### Problem set
1) Answer these questions about the Earth Day passage, one answer per line, marked like the questions.
(a) In what year did the first Earth Day take place?
(b) Under which president were the early environmental policies initiated?
(c) What is the name of the Democrats' landmark climate legislation?
2) In the Earth Day passage, write out the text between "Crucial to the" and "homes, and transport.", inclusive, substituting "cross-party" for "bipartisan".
3) Continue the passage on Earth Day and party politics in environmental policy, starting after its last sentence.

Future Hellscape by Adam Zyglis, The Buffalo News, NY

In 1970, the first Earth Day was propelled into existence by alarming images: pictures of dead, oil-soaked, birds, and seals from an oil spill off the coast of Santa Barbara; an Ohio river so polluted it caught fire; Los Angeles smog so toxic that “unhealthy to breath” days reached 200 that year. Millions of Earth Day demonstrators demanded action. Congress quickly established the Environmental Protection Agency and put in place national air and water quality standards.

Crucial to the success and endurance of these policies has been broad bipartisan support. While initiated under President Nixon, both parties have contributed to strengthening environmental legislation, that is, until recent years.

Today’s political polarization has set the parties on radically different approaches to environmental, energy, and climate policies. Republicans now align themselves closely with fossil fuel interests, favoring increasing support for coal, oil, and gas exploration, production, and distribution. Democrats have set goals to phase-out fossil fuels and are advocating a rapid transition to clean energy. Their landmark climate legislation, the Inflation Reduction Act (IRA) provides billions in subsidies and incentives to decarbonize our lives, homes, and transport.

### Provided data

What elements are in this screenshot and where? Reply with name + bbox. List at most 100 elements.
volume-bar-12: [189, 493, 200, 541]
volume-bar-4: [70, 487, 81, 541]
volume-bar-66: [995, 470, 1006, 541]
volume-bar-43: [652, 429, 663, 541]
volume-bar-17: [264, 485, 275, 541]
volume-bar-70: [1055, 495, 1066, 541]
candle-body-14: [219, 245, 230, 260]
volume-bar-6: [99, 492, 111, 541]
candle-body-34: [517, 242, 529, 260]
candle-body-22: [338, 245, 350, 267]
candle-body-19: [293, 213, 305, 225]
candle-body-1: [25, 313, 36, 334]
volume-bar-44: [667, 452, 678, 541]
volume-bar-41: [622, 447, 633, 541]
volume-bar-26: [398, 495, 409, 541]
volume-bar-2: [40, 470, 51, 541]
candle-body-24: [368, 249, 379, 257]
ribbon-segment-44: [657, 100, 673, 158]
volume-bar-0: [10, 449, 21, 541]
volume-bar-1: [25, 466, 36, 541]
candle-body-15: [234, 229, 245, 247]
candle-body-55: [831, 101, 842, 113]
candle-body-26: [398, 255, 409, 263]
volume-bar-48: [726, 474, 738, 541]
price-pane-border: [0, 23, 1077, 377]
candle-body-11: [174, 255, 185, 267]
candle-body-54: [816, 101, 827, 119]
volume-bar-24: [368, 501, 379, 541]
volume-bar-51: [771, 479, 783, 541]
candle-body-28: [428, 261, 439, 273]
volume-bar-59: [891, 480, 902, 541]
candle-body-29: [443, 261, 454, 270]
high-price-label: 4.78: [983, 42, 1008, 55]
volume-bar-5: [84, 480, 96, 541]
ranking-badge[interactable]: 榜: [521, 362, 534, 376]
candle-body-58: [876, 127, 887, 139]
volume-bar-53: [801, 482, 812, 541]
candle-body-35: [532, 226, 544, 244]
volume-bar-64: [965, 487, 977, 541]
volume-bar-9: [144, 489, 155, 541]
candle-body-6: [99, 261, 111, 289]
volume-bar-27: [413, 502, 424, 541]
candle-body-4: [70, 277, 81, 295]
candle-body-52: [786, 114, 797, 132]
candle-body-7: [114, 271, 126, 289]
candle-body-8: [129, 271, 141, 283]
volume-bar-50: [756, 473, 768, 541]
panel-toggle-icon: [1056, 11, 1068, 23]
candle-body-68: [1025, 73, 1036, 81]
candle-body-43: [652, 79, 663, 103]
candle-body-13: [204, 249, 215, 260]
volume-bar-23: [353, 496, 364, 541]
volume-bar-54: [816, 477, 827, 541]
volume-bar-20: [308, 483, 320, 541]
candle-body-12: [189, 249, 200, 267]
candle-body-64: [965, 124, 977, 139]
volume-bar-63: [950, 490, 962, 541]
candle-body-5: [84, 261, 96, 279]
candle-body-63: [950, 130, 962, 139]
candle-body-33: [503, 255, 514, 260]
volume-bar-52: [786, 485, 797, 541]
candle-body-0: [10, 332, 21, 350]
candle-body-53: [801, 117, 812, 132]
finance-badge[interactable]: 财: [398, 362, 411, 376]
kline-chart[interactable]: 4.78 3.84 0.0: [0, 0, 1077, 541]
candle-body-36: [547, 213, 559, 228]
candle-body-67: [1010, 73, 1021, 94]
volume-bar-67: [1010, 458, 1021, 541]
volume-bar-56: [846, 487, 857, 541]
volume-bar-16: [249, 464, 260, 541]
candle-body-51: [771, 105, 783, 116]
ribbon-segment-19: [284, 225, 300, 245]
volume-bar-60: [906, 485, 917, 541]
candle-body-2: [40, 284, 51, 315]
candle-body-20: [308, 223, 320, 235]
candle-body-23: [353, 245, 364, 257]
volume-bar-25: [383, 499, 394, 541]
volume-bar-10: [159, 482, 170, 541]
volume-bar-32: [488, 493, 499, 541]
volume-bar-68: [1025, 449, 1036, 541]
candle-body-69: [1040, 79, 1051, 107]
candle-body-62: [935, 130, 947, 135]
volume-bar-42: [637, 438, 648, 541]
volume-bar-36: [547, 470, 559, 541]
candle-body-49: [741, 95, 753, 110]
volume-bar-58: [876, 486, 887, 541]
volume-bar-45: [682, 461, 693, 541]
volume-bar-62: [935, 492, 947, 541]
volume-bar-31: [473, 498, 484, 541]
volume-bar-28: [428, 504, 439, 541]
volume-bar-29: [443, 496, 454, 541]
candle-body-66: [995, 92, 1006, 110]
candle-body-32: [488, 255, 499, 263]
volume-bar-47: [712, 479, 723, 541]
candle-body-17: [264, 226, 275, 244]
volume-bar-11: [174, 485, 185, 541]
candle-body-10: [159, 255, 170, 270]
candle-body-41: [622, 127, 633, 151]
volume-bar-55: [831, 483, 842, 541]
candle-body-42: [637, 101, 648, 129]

### Answers to this exercise
1)
(a) 1970
(b) President Nixon
(c) The Inflation Reduction Act (IRA)

2)
Crucial to the success and endurance of these policies has been broad cross-party support. While initiated under President Nixon, both parties have contributed to strengthening environmental legislation, that is, until recent years.

Today’s political polarization has set the parties on radically different approaches to environmental, energy, and climate policies. Republicans now align themselves closely with fossil fuel interests, favoring increasing support for coal, oil, and gas exploration, production, and distribution. Democrats have set goals to phase-out fossil fuels and are advocating a rapid transition to clean energy. Their landmark climate legislation, the Inflation Reduction Act (IRA) provides billions in subsidies and incentives to decarbonize our lives, homes, and transport.

3)
On an opposite course, House Republicans last month passed an energy bill that would make it harder for environmentalists to block fossil fuel projects. If enacted this bill would repeal vital provisions of the IRA, such as funding to boost clean energy development and a planned tax to reduce methane pollution.

Despite radical differences, there is some hope for a bipartisan compromise. Both parties want to speed the permitting process for energy infrastructure. Republicans want to quickly build-out oil and gas infrastructure by expediting approvals for oil pipelines and offshore drilling. Democrats want our nation’s electricity to be generated more and more by clean renewable energy. They want miles of transmission lines built rapidly to connect a burgeoning number of large solar and wind energy projects to the national grid. In this case, Democrats may agree to remove barriers to both oil and gas developments and renewable projects knowing that economic factors favor renewable energy. The rapidly decreasing cost of wind and solar energy undercuts the economic feasibility of most fossil fuel projects. Indeed, in 2021, 83 percent of new energy capacity was clean energy.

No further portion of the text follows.